** Task data follows **
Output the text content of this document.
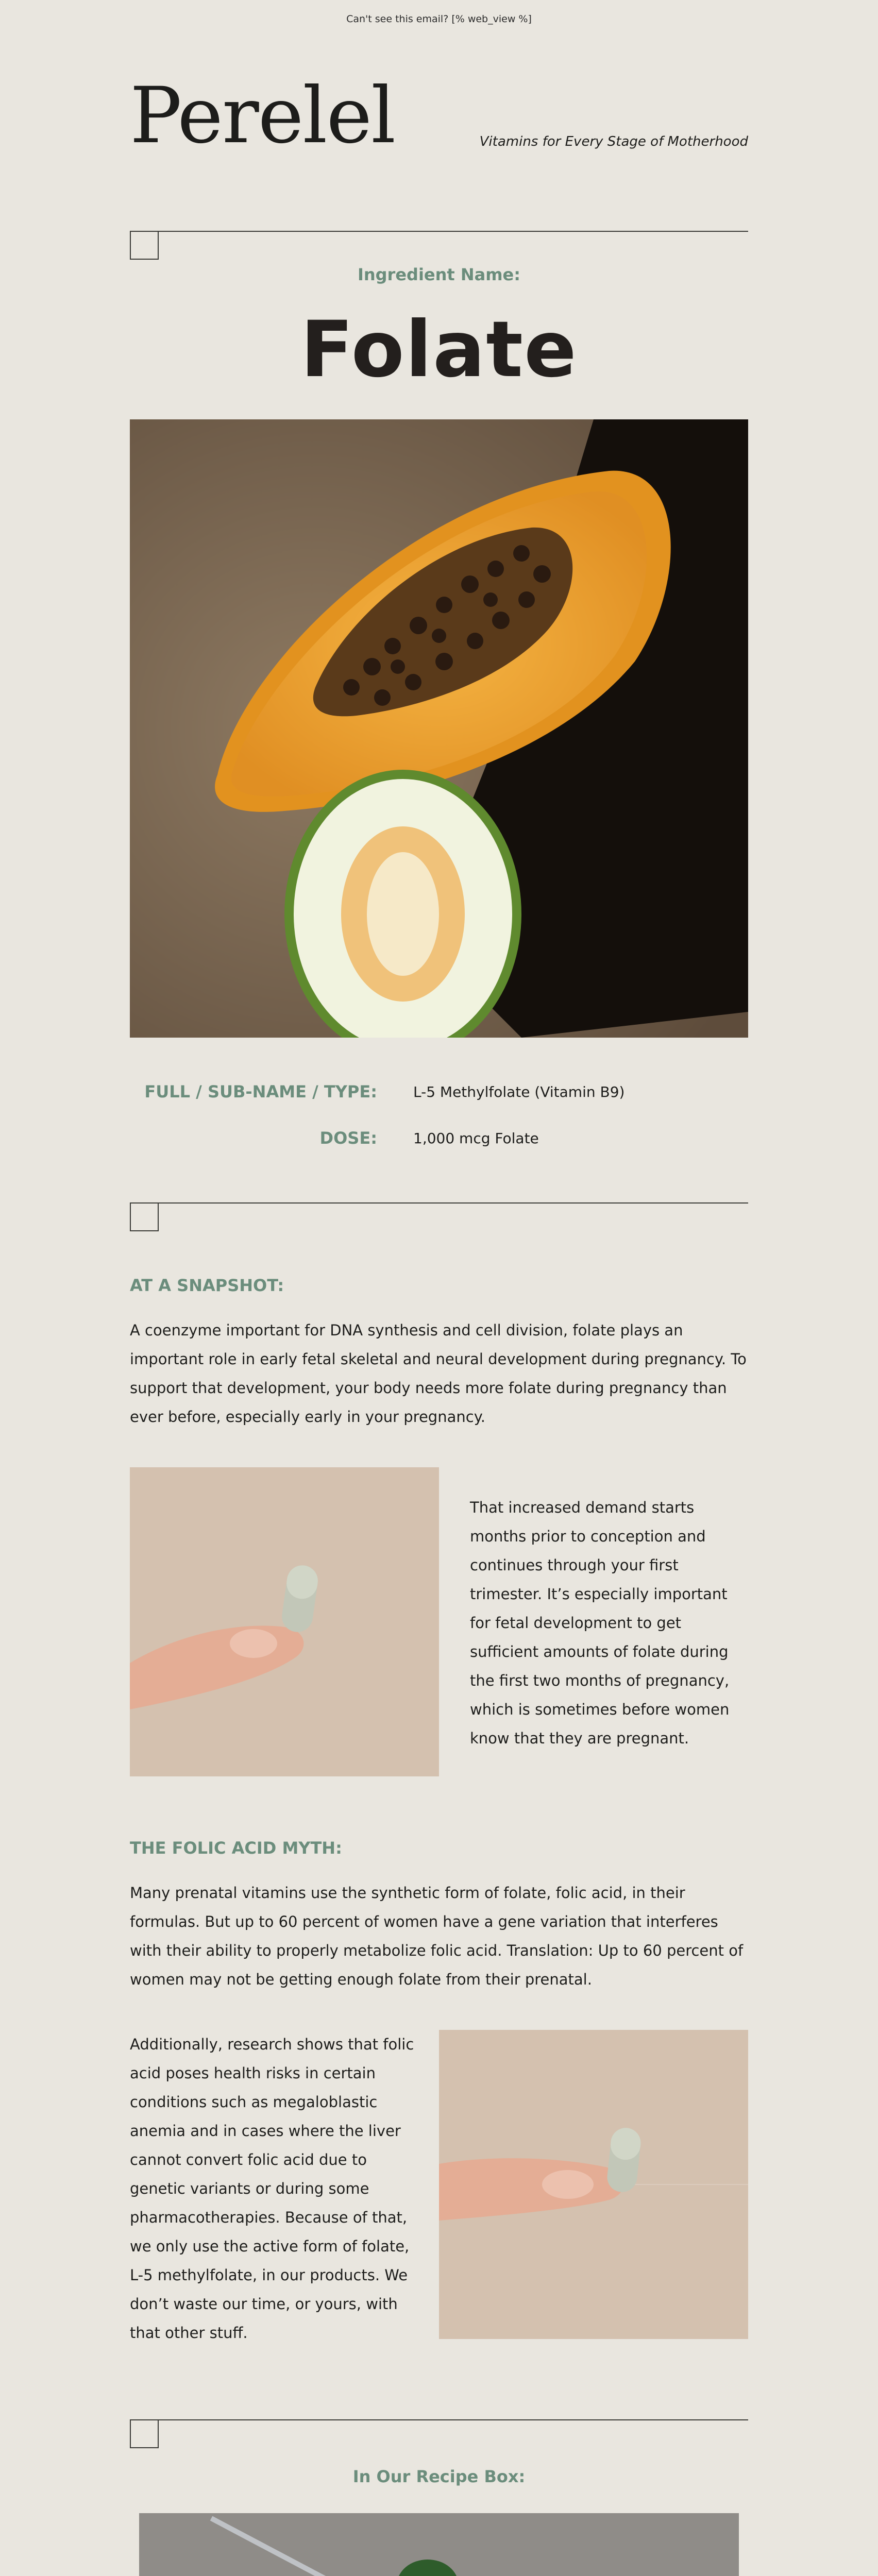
Can't see this email? [% web_view %]
Perelel	Vitamins for Every Stage of Motherhood
Ingredient Name:
Folate
FULL / SUB-NAME / TYPE:	L-5 Methylfolate (Vitamin B9)
DOSE:	1,000 mcg Folate
AT A SNAPSHOT:
A coenzyme important for DNA synthesis and cell division, folate plays an
important role in early fetal skeletal and neural development during pregnancy. To
support that development, your body needs more folate during pregnancy than
ever before, especially early in your pregnancy.
That increased demand starts
months prior to conception and
continues through your first
trimester. It’s especially important
for fetal development to get
sufficient amounts of folate during
the first two months of pregnancy,
which is sometimes before women
know that they are pregnant.
THE FOLIC ACID MYTH:
Many prenatal vitamins use the synthetic form of folate, folic acid, in their
formulas. But up to 60 percent of women have a gene variation that interferes
with their ability to properly metabolize folic acid. Translation: Up to 60 percent of
women may not be getting enough folate from their prenatal.
Additionally, research shows that folic
acid poses health risks in certain
conditions such as megaloblastic
anemia and in cases where the liver
cannot convert folic acid due to
genetic variants or during some
pharmacotherapies. Because of that,
we only use the active form of folate,
L-5 methylfolate, in our products. We
don’t waste our time, or yours, with
that other stuff.
In Our Recipe Box:
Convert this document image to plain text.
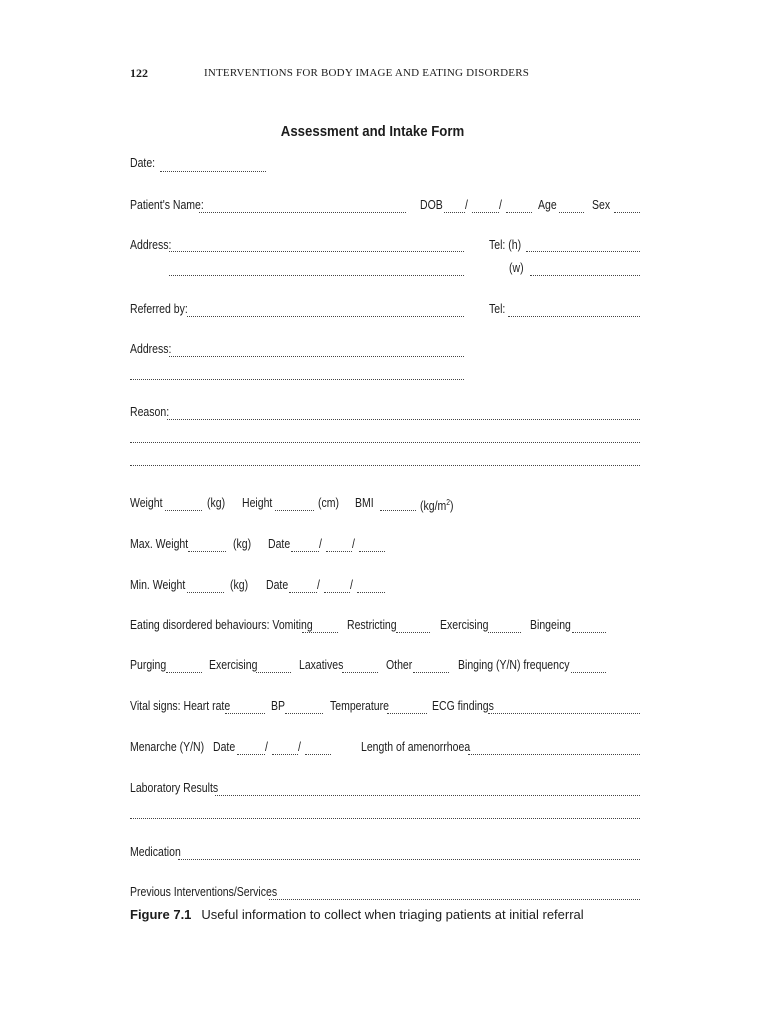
122	INTERVENTIONS FOR BODY IMAGE AND EATING DISORDERS
Assessment and Intake Form
Date:
Patient's Name:	DOB / /	Age	Sex
Address:	Tel: (h)
(w)
Referred by:	Tel:
Address:
Reason:
Weight	(kg) Height	(cm) BMI	$(kg/m^2)$
Max. Weight	(kg) Date / /
Min. Weight	(kg) Date / /
Eating disordered behaviours: Vomiting	Restricting	Exercising	Bingeing
Purging	Exercising	Laxatives	Other	Binging (Y/N) frequency
Vital signs: Heart rate	BP	Temperature	ECG findings
Menarche (Y/N) Date / /	Length of amenorrhoea
Laboratory Results
Medication
Previous Interventions/Services
Figure 7.1 Useful information to collect when triaging patients at initial referral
** End of Task data **
→ **What the task asks**
How many lines of the preceding listing hold the string "before"? Answer with the number only.

→ **Answer space**
2